-- Source material follows --

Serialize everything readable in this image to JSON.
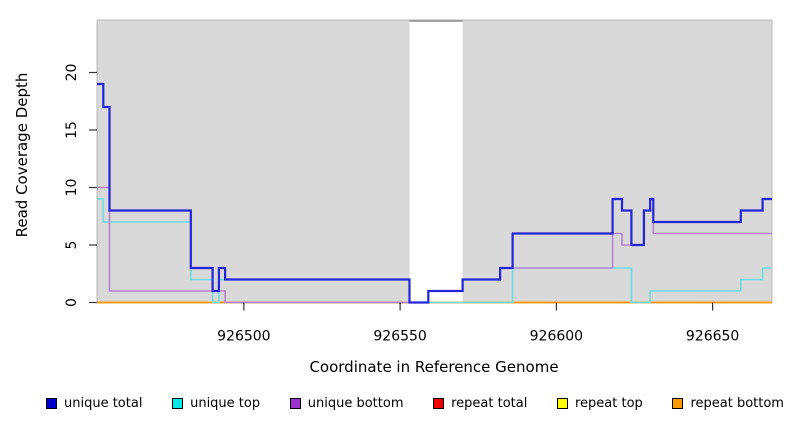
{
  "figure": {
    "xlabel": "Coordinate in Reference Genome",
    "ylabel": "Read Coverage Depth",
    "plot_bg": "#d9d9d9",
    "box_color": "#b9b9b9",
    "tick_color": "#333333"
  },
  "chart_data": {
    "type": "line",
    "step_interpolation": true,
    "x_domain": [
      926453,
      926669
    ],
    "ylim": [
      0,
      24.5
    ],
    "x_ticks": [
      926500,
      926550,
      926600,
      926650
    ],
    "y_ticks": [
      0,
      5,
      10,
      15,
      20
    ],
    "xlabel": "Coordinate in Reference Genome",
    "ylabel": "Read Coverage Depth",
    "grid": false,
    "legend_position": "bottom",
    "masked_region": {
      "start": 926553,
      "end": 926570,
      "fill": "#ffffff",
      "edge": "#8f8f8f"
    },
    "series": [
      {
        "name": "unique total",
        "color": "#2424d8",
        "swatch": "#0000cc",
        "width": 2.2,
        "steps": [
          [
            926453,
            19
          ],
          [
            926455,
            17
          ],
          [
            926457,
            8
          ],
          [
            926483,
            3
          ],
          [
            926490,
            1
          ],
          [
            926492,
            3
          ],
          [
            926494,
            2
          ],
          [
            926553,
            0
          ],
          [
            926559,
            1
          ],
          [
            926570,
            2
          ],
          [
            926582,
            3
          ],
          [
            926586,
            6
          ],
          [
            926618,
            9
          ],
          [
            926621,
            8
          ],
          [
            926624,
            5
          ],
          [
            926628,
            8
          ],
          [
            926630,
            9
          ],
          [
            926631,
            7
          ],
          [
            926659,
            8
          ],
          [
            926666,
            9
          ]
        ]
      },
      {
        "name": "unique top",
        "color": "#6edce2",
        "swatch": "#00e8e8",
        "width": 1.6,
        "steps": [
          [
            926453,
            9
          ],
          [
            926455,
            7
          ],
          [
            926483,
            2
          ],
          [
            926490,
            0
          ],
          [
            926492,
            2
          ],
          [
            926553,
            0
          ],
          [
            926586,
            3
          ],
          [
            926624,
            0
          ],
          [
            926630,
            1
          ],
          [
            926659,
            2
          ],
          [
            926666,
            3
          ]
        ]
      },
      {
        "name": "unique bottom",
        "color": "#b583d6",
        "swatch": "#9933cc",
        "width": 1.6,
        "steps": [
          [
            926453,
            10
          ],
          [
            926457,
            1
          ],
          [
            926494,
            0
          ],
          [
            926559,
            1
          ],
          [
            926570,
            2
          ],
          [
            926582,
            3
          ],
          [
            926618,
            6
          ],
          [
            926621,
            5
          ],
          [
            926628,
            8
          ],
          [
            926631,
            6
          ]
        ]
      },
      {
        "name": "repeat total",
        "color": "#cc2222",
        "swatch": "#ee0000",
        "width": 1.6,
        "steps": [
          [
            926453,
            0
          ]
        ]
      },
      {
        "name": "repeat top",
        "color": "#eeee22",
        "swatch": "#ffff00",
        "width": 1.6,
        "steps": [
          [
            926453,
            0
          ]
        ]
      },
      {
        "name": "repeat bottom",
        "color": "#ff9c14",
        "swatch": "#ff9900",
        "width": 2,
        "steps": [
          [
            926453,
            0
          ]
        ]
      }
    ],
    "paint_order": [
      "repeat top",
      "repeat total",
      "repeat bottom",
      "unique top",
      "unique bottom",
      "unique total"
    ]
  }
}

-- Source material concluded --

## [Exercise brief]
Scan the records above. Return every line with "swatch" in it.

## [Response to the task]
        "swatch": "#0000cc",
        "swatch": "#00e8e8",
        "swatch": "#9933cc",
        "swatch": "#ee0000",
        "swatch": "#ffff00",
        "swatch": "#ff9900",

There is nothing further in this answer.